* _TASK DIRECTIONS_
From the listing below, pick out each line with the word "name".

* _Dataset listings of figures_
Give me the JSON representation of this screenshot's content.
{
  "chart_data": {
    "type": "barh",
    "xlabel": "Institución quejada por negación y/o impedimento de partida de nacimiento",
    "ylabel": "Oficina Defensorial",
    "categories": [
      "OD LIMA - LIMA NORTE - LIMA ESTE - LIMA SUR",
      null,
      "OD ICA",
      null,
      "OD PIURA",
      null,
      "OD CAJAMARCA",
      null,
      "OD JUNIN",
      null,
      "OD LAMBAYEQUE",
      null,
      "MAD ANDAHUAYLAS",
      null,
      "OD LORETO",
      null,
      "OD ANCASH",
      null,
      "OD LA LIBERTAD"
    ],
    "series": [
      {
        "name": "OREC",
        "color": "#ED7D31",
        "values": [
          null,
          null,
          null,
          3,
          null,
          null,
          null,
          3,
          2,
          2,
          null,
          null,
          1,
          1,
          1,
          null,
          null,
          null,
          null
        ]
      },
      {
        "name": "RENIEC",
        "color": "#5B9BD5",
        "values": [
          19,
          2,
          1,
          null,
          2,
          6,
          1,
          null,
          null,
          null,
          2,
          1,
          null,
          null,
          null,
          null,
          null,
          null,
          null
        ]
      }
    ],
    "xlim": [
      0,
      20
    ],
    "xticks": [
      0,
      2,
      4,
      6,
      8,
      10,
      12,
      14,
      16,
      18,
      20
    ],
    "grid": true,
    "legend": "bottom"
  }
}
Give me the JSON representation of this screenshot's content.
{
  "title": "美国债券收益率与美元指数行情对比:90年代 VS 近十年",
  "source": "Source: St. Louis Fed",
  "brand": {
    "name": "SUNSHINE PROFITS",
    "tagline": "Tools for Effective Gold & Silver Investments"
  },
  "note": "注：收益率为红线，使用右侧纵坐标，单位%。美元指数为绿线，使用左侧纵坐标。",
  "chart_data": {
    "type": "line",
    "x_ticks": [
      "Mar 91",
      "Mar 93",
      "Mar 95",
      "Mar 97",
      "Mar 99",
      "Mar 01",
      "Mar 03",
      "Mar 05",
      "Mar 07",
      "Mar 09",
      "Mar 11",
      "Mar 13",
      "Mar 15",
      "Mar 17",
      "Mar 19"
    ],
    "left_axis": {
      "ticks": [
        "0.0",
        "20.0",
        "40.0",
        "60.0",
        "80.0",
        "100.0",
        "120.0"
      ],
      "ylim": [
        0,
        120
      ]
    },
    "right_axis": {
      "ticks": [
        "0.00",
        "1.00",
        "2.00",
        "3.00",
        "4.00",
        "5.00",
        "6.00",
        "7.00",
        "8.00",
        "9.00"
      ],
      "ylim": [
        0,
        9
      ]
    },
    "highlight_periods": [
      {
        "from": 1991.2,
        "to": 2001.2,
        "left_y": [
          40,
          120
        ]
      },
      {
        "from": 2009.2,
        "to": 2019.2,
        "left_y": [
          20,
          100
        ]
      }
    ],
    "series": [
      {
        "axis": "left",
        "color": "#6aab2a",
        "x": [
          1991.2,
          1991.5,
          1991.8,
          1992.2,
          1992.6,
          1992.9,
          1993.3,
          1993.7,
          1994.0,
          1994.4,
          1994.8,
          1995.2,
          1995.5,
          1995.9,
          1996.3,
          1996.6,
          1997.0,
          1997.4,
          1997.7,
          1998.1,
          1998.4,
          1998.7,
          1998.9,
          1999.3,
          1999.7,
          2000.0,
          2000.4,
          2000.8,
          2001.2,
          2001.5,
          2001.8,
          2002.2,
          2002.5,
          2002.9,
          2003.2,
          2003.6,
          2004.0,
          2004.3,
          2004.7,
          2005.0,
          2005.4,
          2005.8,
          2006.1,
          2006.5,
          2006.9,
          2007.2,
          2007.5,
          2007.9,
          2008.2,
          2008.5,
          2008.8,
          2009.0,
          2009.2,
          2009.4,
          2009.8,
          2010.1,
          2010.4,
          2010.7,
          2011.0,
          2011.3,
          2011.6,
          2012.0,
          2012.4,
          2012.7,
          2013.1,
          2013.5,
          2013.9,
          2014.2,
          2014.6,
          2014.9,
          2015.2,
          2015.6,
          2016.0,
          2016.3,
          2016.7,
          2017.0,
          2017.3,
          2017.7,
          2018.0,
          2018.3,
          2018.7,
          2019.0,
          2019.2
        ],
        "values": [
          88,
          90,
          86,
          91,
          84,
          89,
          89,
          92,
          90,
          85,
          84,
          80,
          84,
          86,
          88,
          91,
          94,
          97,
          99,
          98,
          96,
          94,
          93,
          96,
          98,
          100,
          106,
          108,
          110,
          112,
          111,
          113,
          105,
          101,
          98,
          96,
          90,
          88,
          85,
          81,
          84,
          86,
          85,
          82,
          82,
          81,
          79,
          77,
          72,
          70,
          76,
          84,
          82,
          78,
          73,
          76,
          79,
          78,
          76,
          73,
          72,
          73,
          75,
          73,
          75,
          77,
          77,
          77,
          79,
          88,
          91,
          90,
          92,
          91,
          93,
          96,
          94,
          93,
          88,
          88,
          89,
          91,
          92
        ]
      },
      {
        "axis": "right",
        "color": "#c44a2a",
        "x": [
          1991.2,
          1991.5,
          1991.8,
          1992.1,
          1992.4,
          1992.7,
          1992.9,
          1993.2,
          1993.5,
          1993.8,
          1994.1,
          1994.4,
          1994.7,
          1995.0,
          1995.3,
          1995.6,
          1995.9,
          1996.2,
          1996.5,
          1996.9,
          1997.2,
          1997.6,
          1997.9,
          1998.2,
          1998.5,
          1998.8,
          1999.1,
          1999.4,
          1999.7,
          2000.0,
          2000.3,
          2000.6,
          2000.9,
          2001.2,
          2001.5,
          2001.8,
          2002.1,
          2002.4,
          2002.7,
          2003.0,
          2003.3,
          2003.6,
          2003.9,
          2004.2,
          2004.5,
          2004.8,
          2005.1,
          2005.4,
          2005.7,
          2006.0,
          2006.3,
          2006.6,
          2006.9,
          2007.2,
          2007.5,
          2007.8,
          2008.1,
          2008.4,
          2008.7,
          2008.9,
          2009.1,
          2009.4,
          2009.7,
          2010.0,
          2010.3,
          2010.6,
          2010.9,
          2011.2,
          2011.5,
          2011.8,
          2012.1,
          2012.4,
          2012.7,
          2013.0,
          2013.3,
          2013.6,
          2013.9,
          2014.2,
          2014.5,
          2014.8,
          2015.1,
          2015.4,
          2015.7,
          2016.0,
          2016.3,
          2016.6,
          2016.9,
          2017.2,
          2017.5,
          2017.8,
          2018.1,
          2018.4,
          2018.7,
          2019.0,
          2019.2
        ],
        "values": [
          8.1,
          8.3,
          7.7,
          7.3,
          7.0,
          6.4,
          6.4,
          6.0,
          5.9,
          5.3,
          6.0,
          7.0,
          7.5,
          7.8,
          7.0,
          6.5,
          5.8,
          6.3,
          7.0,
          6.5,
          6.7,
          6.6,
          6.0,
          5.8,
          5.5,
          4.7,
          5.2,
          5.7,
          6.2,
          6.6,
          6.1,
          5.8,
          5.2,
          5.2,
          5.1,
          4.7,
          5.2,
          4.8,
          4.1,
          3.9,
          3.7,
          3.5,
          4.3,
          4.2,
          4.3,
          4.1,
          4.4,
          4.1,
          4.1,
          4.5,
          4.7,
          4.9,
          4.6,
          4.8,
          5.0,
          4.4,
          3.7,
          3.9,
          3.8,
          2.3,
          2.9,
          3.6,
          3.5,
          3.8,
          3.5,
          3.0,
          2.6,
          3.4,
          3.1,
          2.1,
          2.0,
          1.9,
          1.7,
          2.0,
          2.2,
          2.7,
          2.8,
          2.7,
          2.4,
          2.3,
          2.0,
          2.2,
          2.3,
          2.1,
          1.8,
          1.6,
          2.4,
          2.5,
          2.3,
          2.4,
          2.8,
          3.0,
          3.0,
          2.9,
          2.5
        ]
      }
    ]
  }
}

* _SOLUTION TO THIS EXERCISE_
        "name": "OREC",
        "name": "RENIEC",
    "name": "SUNSHINE PROFITS",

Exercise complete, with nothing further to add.